The purpose of this deep dive was to explore the concept of megabiases—things like regional/global geologic processes and human-based sampling issues—and how they shape our fossil data. From a human-based sampling perspective, examples of megafilters could include whether resources have been mustered to explore one particular region over others, or asymmetries in the number of scientists researching a group of organisms—dinosaurs get more attention than the smaller creatures living among them, for example. 

The key finding of this study is that the chief determinants of how complete a squamate fossil can be are how durable the bones themselves are (for example, bigger bones and fused bones are more resistant to decay and breakage over time), and the environment in which the squamate species died and was buried in (like a river, lake, desert, or open ocean). Woolley and his co-authors found that human-based sampling issues, which can be the main culprit in fossil record completeness in other groups of animals like dinosaurs, appear to play a secondary role in determining the completeness of a fossil squamate species.
 

Having such a clear picture of squamates’ history through deep time could be key to answering some of the questions around this incredibly diverse group of reptiles. For instance, the extinct group of marine lizards known as mosasaurs has the most complete fossil record of any squamate group. The relative incompleteness of other squamate groups’ fossil records may play a role in obscuring mosasaurs’ evolutionary history.

→ **Records shown**:

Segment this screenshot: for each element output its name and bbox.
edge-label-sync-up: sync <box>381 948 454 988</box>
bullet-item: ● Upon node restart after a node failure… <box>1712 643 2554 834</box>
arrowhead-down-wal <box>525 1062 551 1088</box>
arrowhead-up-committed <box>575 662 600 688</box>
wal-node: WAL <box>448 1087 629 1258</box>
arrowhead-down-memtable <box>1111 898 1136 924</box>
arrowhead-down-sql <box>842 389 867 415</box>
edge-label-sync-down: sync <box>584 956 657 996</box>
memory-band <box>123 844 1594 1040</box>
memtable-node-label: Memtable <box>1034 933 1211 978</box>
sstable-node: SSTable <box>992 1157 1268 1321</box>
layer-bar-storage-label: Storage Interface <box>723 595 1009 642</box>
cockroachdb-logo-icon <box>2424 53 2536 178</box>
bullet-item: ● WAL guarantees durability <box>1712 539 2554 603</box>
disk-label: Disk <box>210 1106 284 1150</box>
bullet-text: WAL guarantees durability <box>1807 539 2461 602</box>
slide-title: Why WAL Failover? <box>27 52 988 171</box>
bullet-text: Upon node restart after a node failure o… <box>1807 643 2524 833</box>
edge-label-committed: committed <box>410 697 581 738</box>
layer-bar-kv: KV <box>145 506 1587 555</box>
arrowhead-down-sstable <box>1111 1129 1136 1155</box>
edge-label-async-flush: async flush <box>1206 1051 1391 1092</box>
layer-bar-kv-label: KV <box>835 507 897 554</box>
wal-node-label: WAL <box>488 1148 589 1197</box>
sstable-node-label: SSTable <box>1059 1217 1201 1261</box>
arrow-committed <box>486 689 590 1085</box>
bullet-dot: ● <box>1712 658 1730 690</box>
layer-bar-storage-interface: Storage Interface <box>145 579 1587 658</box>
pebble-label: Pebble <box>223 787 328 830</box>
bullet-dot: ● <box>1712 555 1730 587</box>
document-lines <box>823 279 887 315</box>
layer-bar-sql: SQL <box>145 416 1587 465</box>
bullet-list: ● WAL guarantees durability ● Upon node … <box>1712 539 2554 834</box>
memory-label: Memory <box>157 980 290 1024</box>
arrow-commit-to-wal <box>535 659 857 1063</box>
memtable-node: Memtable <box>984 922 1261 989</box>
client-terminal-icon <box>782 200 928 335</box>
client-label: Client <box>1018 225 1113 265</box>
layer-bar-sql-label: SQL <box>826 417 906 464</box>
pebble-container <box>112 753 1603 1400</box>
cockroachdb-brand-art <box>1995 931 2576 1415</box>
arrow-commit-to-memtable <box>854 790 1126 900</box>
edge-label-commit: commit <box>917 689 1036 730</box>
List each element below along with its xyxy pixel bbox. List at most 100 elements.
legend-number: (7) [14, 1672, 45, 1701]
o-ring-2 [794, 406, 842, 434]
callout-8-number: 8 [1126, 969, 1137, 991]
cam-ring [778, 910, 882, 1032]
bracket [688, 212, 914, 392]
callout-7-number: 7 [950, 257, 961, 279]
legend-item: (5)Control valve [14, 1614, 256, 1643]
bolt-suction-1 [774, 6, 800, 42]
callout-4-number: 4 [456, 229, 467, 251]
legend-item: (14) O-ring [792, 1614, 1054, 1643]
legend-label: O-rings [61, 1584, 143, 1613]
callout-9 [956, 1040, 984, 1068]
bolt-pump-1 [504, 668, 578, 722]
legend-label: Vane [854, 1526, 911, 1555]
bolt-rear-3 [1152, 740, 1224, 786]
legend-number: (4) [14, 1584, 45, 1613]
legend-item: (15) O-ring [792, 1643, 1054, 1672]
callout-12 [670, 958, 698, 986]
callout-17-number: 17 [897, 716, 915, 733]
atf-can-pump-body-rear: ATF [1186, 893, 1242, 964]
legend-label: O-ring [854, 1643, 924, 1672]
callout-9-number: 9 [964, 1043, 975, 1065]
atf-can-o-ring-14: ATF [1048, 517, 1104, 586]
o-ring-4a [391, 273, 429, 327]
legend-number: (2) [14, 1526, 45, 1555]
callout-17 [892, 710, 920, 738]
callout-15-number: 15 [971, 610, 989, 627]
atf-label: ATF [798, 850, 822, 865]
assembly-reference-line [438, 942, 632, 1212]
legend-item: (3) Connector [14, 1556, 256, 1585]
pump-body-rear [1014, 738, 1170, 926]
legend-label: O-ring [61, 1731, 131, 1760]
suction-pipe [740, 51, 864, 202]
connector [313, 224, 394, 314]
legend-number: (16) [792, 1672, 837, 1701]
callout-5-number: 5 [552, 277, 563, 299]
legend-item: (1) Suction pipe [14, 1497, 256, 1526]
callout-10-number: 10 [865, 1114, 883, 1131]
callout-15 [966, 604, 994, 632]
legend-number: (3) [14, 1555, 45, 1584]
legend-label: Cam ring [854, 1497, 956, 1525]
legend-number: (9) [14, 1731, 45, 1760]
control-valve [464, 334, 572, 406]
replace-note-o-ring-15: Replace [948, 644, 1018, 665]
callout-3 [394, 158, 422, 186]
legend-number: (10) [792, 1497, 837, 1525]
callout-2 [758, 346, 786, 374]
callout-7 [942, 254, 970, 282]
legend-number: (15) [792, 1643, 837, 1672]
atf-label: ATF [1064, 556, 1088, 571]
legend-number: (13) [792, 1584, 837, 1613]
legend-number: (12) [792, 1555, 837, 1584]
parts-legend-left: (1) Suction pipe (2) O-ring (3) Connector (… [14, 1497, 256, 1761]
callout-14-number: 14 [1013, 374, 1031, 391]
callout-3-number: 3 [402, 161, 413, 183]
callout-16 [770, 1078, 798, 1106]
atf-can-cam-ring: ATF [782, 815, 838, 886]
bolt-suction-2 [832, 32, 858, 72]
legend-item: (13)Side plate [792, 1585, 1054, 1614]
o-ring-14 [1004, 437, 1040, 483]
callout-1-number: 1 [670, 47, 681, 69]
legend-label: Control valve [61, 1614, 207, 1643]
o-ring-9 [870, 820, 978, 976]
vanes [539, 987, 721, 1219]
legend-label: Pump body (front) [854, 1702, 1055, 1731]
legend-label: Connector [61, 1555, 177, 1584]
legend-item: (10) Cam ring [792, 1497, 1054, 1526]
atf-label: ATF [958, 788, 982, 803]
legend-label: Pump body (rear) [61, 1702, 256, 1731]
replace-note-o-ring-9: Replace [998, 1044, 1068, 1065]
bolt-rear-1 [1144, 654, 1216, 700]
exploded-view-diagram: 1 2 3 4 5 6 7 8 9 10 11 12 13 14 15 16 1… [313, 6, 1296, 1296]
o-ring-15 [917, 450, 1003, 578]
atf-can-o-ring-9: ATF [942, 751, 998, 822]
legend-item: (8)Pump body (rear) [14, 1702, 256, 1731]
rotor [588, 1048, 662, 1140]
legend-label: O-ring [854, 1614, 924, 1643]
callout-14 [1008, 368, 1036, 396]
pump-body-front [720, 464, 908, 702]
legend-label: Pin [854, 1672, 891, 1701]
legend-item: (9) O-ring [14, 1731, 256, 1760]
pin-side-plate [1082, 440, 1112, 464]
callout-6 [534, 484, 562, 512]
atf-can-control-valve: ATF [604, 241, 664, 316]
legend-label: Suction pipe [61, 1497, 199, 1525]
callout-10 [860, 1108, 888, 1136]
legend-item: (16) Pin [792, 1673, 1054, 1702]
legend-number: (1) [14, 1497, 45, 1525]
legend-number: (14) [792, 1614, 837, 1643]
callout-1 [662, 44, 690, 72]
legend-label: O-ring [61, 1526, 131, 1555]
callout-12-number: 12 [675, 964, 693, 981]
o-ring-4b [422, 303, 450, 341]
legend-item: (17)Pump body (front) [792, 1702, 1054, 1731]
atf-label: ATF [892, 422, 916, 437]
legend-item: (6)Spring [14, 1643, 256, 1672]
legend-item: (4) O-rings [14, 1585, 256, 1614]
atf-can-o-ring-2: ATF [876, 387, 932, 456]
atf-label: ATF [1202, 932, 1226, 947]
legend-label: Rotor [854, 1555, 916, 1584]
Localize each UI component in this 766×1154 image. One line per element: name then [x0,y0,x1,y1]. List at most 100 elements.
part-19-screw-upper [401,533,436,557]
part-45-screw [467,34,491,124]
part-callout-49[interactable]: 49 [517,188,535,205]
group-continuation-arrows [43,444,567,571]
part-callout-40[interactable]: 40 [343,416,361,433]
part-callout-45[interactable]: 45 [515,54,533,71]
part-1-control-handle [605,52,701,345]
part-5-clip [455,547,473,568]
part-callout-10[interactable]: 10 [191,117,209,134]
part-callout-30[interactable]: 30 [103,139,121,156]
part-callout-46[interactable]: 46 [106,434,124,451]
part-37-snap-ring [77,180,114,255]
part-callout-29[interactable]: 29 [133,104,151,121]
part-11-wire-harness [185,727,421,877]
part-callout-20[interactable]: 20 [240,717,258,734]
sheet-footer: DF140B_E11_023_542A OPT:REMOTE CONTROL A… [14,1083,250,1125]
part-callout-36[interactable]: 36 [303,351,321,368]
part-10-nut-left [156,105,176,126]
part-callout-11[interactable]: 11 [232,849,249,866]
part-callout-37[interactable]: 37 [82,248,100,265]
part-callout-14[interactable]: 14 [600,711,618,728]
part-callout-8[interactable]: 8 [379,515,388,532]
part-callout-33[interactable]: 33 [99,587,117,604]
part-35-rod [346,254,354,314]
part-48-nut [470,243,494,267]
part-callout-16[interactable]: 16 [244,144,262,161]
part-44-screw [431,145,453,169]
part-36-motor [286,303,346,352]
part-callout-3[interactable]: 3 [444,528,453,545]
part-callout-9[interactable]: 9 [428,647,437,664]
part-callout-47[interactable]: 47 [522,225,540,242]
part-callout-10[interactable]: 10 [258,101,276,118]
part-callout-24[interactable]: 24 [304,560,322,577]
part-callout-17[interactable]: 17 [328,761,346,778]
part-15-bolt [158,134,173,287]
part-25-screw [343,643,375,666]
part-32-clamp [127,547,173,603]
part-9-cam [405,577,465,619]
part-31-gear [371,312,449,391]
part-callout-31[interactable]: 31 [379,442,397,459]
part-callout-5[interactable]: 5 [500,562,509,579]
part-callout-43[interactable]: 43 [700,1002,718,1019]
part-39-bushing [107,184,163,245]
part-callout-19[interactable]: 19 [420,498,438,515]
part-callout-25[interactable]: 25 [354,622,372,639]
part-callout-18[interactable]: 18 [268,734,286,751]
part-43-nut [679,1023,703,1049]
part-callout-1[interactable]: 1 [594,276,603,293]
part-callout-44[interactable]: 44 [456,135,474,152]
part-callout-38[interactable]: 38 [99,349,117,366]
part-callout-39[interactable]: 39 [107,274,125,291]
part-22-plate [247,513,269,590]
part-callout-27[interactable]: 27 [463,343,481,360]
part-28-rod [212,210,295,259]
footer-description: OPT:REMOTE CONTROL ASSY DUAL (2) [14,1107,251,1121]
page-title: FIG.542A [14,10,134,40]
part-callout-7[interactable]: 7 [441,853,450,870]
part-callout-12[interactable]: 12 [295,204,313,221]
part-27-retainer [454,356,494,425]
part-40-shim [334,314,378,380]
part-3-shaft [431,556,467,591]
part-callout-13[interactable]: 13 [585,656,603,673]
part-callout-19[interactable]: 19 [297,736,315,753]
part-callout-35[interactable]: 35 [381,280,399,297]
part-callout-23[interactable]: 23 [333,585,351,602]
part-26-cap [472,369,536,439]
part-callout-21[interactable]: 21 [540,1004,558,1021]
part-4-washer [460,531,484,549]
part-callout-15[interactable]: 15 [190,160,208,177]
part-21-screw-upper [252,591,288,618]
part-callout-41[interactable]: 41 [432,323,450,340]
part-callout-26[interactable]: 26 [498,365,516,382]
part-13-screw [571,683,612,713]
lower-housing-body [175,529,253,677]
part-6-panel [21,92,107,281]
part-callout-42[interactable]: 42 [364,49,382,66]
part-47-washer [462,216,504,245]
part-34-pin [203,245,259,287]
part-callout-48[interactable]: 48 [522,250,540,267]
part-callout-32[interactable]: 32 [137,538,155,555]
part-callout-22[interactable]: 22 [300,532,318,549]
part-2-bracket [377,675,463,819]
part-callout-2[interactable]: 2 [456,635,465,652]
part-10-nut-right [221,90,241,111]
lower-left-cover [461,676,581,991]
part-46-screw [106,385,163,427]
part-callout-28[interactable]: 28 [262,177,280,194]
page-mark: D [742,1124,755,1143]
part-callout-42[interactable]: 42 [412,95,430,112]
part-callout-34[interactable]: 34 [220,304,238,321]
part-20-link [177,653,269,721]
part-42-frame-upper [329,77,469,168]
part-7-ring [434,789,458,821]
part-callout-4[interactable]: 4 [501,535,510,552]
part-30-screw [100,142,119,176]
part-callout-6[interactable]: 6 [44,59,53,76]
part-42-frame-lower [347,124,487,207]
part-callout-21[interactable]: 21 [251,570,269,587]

→ **What you should do**: Please carry on the passage about squamate fossil completeness from where it stops. The material stands apart from the passage on squamate fossil completeness.

→ **Output below**:
 

LACM 128319, on display in NHMLAC’s Dinosaur Hall, is an exceptionally preserved specimen belonging to the mosasaur Platecarpus tympaniticus. This is just one of the many examples of exquisite mosasaur fossils that contribute to our more complete understanding of their record compared to other squamate groups.

“Paleontologists disagree about where mosasaurs fit on the squamate tree of life,” says Woolley. “Some workers think they're related to snakes, some think they're related to monitor lizards, and some hypotheses place them in a completely different part of the tree.” All this data could make it easier to find a reptile-sized hole in Mosasaur evolutionary history.  

Understanding the biases in collections could also help researchers understand how these giants of the Mesozoic oceans radiated across the globe so quickly, and how other squamates, like lizards and snakes, survived mass extinction events and thrive today. “Between the early evolutionary history of groups and after mass extinction events, this study helps identify key gaps in the fossil record that have the potential to teach us a lot about these lizards and snakes that are around today,” says Woolley.

 

The global fossil record of squamates, which includes lizards, mosasaurs, snakes, and amphisbaenians (A) is overwhelmingly incomplete, with most fossil species containing less than 20% of the totality of physical characteristics observable in their skeletal remains (B). C-G include examples of fossil species with various completeness scores.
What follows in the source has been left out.